**課題文:**
******

特に、日立製作所の元会長兼社長であった著者の経験が綴られていることから、「日立製作所をはじめとした大手メーカーへの就職」についても視野に入れている方にとって、本書から得られるヒントは非常に大きいでしょう。ぜひ参考にしてください。

1. 書籍の概要

1.1 タイトル

『ザ・ラストマン』

1.2 著者・出版社

著者:川村 隆
日立製作所の元会長兼社長として、同社を立て直す大改革を主導した人物です。川村氏のリーダーシップが「ラストマン」という言葉に象徴されるように、企業の「最後の責任を負う人間」としていかに組織を導いてきたのかが本書には凝縮されています。

出版社:KADOKAWA
2015年3月に刊行され、当時からビジネスパーソンや経営層の間で大きな話題を呼びました。

1.3 本書が取り扱う主な内容

本書が中心的に扱うのは、以下の3点です。

******

**提供データ:**
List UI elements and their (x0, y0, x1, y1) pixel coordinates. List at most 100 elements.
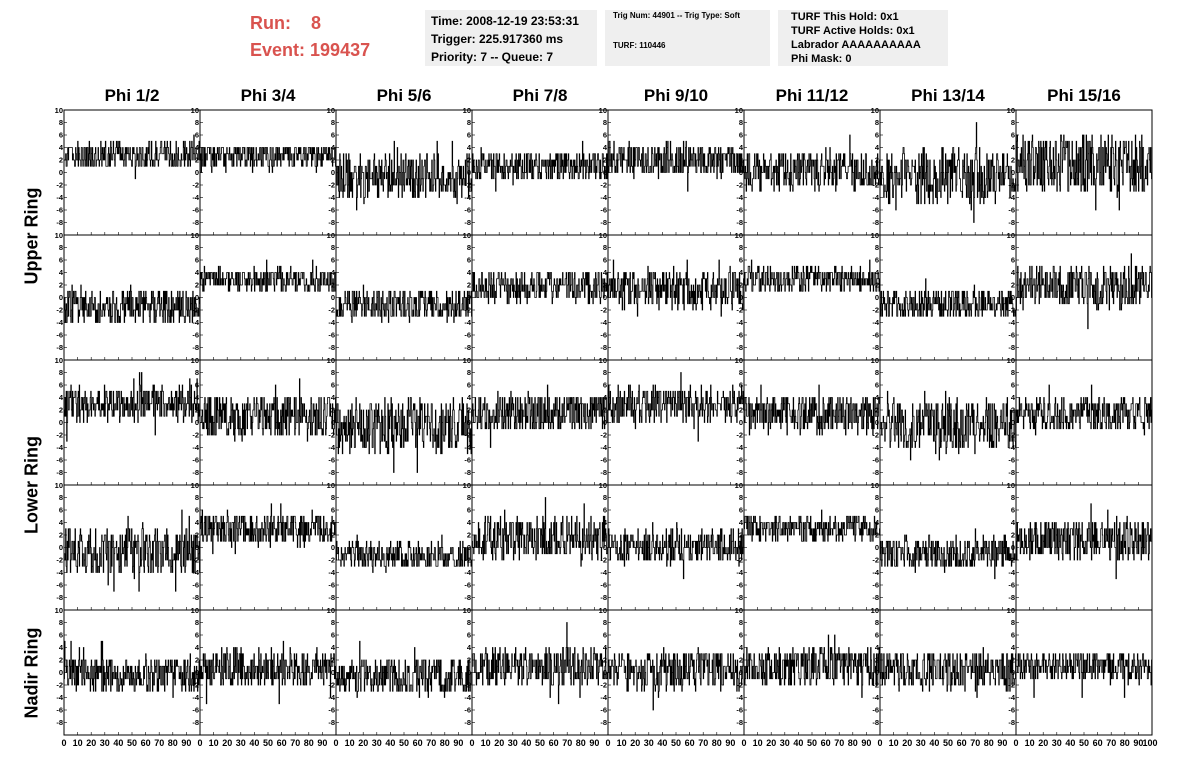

******

**以下の課題:**
- 1) 『ザ・ラストマン』の紹介文によると、この本はいつ、どの出版社から刊行されたのか答えてください。
- 2) 『ザ・ラストマン』の紹介文にある番号付きの見出しを、番号とともにすべて挙げてください。
- 3) 『ザ・ラストマン』の紹介文を、最後の文の後から書き継いでください。

**各課題の解答:**
- 1) 2015年3月に、KADOKAWAから刊行されました。

- 2)
1. 書籍の概要
1.1 タイトル
1.2 著者・出版社
1.3 本書が取り扱う主な内容

- 3)
  1. 日立の大規模経営改革の軌跡
    川村氏が社長兼会長として舵を取り、巨額赤字からV字回復までをどのように実現したのか、そのリアルなエピソードが語られます。トップダウン型のリーダーシップだけでなく、周囲を巻き込みながら改革を進めた実例が紹介されるため、組織変革の手法を学ぶうえでも貴重な資料となるでしょう。
  2. 「ラストマン」(最後の責任者)としてのリーダーシップ
    川村氏が「自分がラストマンである」という強い覚悟を持って経営を行ってきた背景や、その哲学がどのように社員に伝わり、組織を動かすパワーとなったかが具体的に語られています。何かをやり遂げるうえで「最後は自分が責任を取る」という立場を明確にすることの意味を考えさせられます。
  3. 日立の組織文化・経営の課題
    100年以上の歴史を持つ日立製作所が、世の中の変化に対してどう対応してきたのか、組織内部の課題や日本の企業体質として一般化しやすい問題を川村氏は率直に指摘しています。この指摘は、他の大企業だけでなく、スタートアップ企業や中堅企業にもあてはまる普遍的な部分が多く、組織が陥りがちな「ぬるま湯体質」や「責任の所在不明」を正面から見つめるうえで、大きな示唆を与えてくれます。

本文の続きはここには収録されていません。